Locate every line in the material below that has the word "бюджетам". Copy each of those lines.

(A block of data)
--- BEGIN ---

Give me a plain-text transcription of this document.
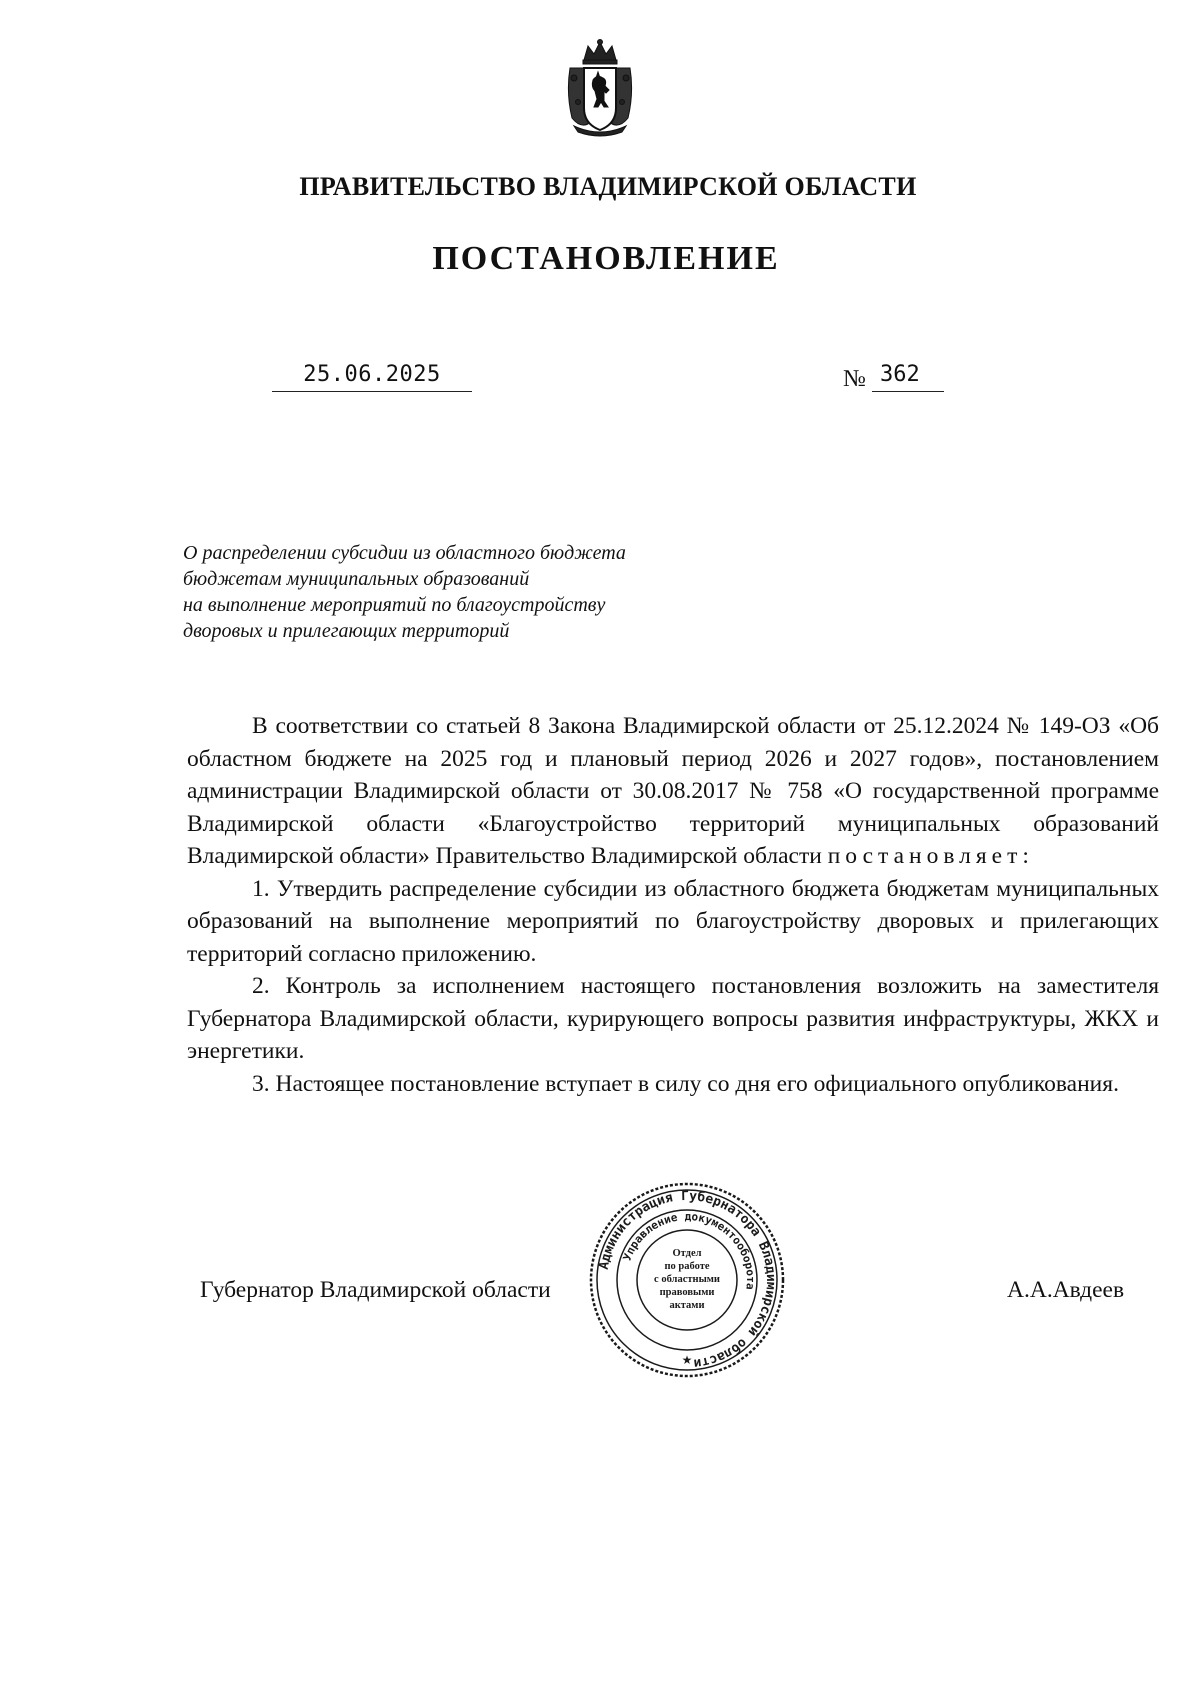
ПРАВИТЕЛЬСТВО ВЛАДИМИРСКОЙ ОБЛАСТИ
ПОСТАНОВЛЕНИЕ
25.06.2025	№ 362
О распределении субсидии из областного бюджета
бюджетам муниципальных образований
на выполнение мероприятий по благоустройству
дворовых и прилегающих территорий

В соответствии со статьей 8 Закона Владимирской области от 25.12.2024 № 149-ОЗ «Об областном бюджете на 2025 год и плановый период 2026 и 2027 годов», постановлением администрации Владимирской области от 30.08.2017 № 758 «О государственной программе Владимирской области «Благоустройство территорий муниципальных образований Владимирской области» Правительство Владимирской области постановляет:

1. Утвердить распределение субсидии из областного бюджета бюджетам муниципальных образований на выполнение мероприятий по благоустройству дворовых и прилегающих территорий согласно приложению.

2. Контроль за исполнением настоящего постановления возложить на заместителя Губернатора Владимирской области, курирующего вопросы развития инфраструктуры, ЖКХ и энергетики.

3. Настоящее постановление вступает в силу со дня его официального опубликования.

Губернатор Владимирской области	А.А.Авдеев
Администрация Губернатора Владимирской области
Управление документооборота
Отдел
по работе
с областными
правовыми
актами
★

--- END ---

=== RESULT FOR THIS EXERCISE ===
бюджетам муниципальных образований
1. Утвердить распределение субсидии из областного бюджета бюджетам муниципальных образований на выполнение мероприятий по благоустройству дворовых и прилегающих территорий согласно приложению.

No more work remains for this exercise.